## Exercise brief
Give the entries again exactly, every one of them.

>> START

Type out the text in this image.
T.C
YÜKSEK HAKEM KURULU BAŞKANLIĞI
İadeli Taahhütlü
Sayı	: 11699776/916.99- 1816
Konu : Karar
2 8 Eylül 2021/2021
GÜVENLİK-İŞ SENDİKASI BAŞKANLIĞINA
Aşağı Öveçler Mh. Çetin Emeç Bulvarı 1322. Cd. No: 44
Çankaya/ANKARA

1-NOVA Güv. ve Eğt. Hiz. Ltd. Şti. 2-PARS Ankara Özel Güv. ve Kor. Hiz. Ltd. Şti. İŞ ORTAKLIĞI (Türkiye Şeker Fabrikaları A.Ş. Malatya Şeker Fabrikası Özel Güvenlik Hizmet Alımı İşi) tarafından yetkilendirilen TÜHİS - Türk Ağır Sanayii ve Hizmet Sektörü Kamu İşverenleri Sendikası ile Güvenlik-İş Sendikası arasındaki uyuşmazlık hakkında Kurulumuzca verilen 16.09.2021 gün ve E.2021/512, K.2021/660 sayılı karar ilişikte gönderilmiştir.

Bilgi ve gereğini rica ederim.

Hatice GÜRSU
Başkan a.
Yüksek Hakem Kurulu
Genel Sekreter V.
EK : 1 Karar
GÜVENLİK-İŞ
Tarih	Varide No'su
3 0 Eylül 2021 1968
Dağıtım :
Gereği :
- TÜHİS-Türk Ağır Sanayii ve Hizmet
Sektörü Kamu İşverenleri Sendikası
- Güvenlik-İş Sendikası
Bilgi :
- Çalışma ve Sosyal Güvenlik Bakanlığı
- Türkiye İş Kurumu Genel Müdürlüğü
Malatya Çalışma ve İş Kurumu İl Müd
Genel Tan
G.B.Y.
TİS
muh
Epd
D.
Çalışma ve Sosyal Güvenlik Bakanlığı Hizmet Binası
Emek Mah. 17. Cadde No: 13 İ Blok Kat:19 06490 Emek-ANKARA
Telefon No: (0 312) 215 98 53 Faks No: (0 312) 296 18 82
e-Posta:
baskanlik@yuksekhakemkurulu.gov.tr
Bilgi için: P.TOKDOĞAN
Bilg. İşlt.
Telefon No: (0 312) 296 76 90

>> END

## Solution to this exercise
Type out the text in this image.
T.C
YÜKSEK HAKEM KURULU BAŞKANLIĞI
İadeli Taahhütlü
Sayı	: 11699776/916.99- 1816
Konu : Karar
2 8 Eylül 2021/2021
GÜVENLİK-İŞ SENDİKASI BAŞKANLIĞINA
Aşağı Öveçler Mh. Çetin Emeç Bulvarı 1322. Cd. No: 44
Çankaya/ANKARA

1-NOVA Güv. ve Eğt. Hiz. Ltd. Şti. 2-PARS Ankara Özel Güv. ve Kor. Hiz. Ltd. Şti. İŞ ORTAKLIĞI (Türkiye Şeker Fabrikaları A.Ş. Malatya Şeker Fabrikası Özel Güvenlik Hizmet Alımı İşi) tarafından yetkilendirilen TÜHİS - Türk Ağır Sanayii ve Hizmet Sektörü Kamu İşverenleri Sendikası ile Güvenlik-İş Sendikası arasındaki uyuşmazlık hakkında Kurulumuzca verilen 16.09.2021 gün ve E.2021/512, K.2021/660 sayılı karar ilişikte gönderilmiştir.

Bilgi ve gereğini rica ederim.

Hatice GÜRSU
Başkan a.
Yüksek Hakem Kurulu
Genel Sekreter V.
EK : 1 Karar
GÜVENLİK-İŞ
Tarih	Varide No'su
3 0 Eylül 2021 1968
Dağıtım :
Gereği :
- TÜHİS-Türk Ağır Sanayii ve Hizmet
Sektörü Kamu İşverenleri Sendikası
- Güvenlik-İş Sendikası
Bilgi :
- Çalışma ve Sosyal Güvenlik Bakanlığı
- Türkiye İş Kurumu Genel Müdürlüğü
Malatya Çalışma ve İş Kurumu İl Müd
Genel Tan
G.B.Y.
TİS
muh
Epd
D.
Çalışma ve Sosyal Güvenlik Bakanlığı Hizmet Binası
Emek Mah. 17. Cadde No: 13 İ Blok Kat:19 06490 Emek-ANKARA
Telefon No: (0 312) 215 98 53 Faks No: (0 312) 296 18 82
e-Posta:
baskanlik@yuksekhakemkurulu.gov.tr
Bilgi için: P.TOKDOĞAN
Bilg. İşlt.
Telefon No: (0 312) 296 76 90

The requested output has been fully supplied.